■ Exercise description ■
Extract all lines in the data that contain the word "humildad".

■ Provided material ■
<<<<

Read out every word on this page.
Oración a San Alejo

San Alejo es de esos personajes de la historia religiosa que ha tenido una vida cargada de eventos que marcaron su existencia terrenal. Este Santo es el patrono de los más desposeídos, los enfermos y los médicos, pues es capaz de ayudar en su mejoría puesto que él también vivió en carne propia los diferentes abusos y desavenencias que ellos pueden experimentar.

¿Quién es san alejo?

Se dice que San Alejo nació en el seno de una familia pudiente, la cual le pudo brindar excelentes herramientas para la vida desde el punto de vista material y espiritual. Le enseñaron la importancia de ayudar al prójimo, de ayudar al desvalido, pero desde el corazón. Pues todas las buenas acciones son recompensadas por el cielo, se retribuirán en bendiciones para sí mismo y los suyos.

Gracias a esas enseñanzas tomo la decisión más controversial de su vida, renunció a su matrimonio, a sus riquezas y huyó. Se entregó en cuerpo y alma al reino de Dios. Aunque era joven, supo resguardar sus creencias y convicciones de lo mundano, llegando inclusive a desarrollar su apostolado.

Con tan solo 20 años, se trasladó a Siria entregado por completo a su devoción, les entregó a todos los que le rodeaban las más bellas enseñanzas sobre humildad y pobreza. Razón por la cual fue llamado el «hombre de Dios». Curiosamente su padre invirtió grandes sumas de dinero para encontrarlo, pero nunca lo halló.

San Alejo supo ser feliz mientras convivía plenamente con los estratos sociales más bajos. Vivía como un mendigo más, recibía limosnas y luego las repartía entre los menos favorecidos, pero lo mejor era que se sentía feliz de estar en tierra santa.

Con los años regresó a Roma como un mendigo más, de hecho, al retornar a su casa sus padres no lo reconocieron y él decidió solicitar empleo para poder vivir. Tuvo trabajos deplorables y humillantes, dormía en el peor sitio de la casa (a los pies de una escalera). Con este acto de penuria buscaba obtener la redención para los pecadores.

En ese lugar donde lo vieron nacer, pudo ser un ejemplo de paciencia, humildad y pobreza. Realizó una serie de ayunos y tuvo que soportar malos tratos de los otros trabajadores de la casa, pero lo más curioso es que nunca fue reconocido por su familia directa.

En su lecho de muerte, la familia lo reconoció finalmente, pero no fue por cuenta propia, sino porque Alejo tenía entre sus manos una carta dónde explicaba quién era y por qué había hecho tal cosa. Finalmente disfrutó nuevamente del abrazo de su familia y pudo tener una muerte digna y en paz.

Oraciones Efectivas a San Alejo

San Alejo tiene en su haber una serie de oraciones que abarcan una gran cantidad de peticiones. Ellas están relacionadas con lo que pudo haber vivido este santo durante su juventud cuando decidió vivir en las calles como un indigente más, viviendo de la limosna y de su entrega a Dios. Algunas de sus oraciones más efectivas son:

>>>>
<<<<

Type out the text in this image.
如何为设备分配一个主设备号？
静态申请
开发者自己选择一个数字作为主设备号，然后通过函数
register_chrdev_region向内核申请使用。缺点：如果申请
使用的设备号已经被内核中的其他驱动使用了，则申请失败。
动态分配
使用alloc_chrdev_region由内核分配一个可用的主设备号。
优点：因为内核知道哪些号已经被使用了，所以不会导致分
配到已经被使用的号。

>>>>
<<<<

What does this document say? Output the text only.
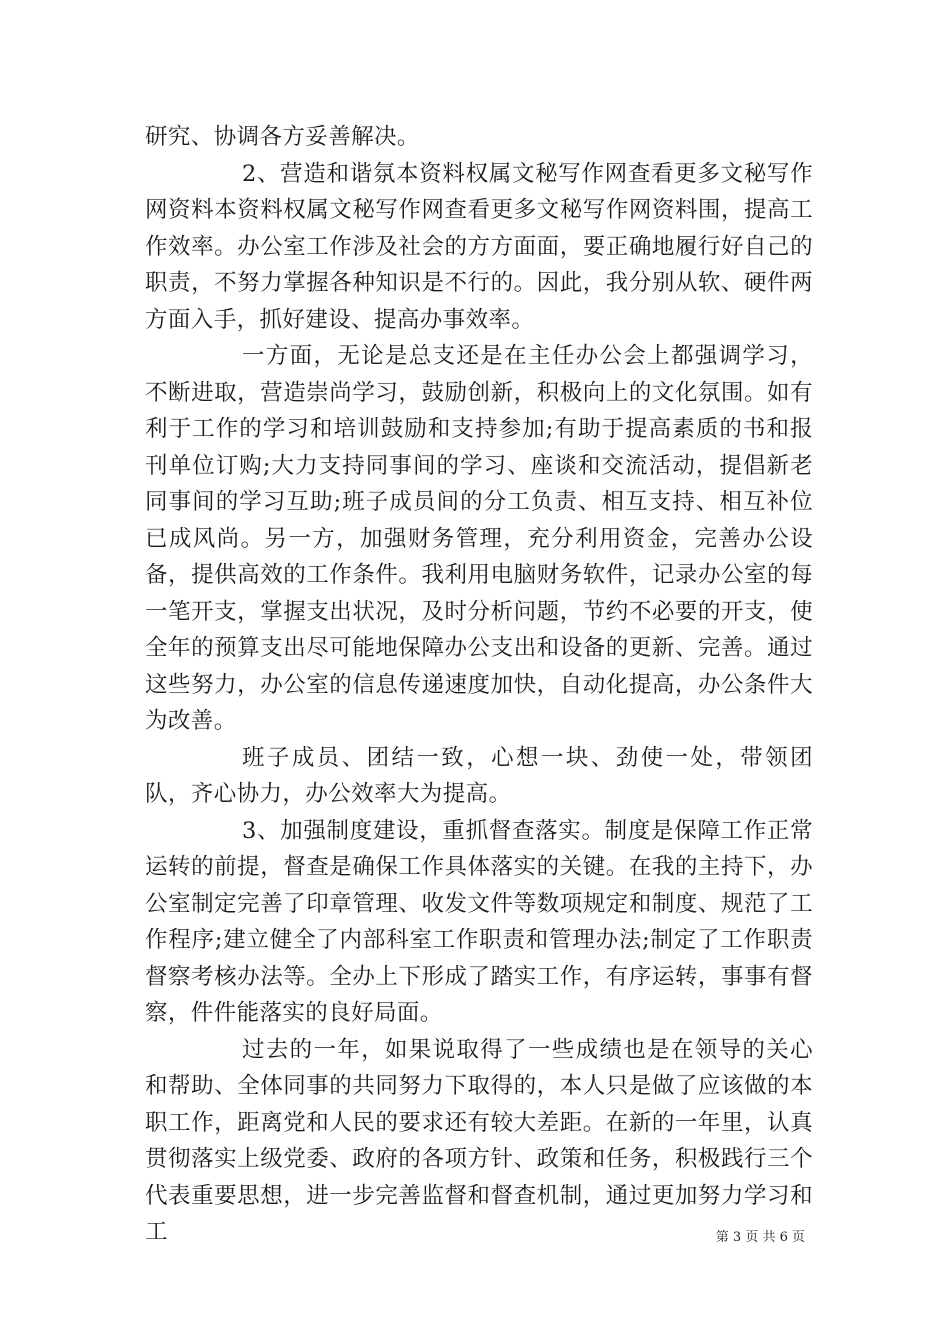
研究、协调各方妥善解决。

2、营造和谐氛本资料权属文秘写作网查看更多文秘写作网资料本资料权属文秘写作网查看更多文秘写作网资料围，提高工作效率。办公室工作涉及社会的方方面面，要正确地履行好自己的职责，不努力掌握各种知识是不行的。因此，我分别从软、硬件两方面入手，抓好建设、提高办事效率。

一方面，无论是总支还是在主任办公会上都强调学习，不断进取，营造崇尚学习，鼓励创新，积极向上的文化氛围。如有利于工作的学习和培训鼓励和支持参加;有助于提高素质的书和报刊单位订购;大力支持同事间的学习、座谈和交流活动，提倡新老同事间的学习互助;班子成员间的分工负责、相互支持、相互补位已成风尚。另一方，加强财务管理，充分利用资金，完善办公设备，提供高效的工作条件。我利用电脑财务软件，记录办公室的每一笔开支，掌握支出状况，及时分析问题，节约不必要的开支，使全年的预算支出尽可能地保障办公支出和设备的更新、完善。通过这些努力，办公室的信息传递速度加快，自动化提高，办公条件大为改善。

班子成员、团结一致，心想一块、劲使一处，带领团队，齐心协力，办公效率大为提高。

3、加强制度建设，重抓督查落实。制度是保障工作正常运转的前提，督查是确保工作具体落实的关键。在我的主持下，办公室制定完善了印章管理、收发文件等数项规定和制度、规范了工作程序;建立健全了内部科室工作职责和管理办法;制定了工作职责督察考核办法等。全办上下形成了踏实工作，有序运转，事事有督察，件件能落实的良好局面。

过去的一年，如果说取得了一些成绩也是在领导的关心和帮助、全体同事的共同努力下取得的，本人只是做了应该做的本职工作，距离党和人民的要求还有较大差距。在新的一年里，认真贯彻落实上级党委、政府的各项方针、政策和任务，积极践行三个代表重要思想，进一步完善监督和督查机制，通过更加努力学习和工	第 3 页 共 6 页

>>>>

■ Response to the exercise ■
Con tan solo 20 años, se trasladó a Siria entregado por completo a su devoción, les entregó a todos los que le rodeaban las más bellas enseñanzas sobre humildad y pobreza. Razón por la cual fue llamado el «hombre de Dios». Curiosamente su padre invirtió grandes sumas de dinero para encontrarlo, pero nunca lo halló.
En ese lugar donde lo vieron nacer, pudo ser un ejemplo de paciencia, humildad y pobreza. Realizó una serie de ayunos y tuvo que soportar malos tratos de los otros trabajadores de la casa, pero lo más curioso es que nunca fue reconocido por su familia directa.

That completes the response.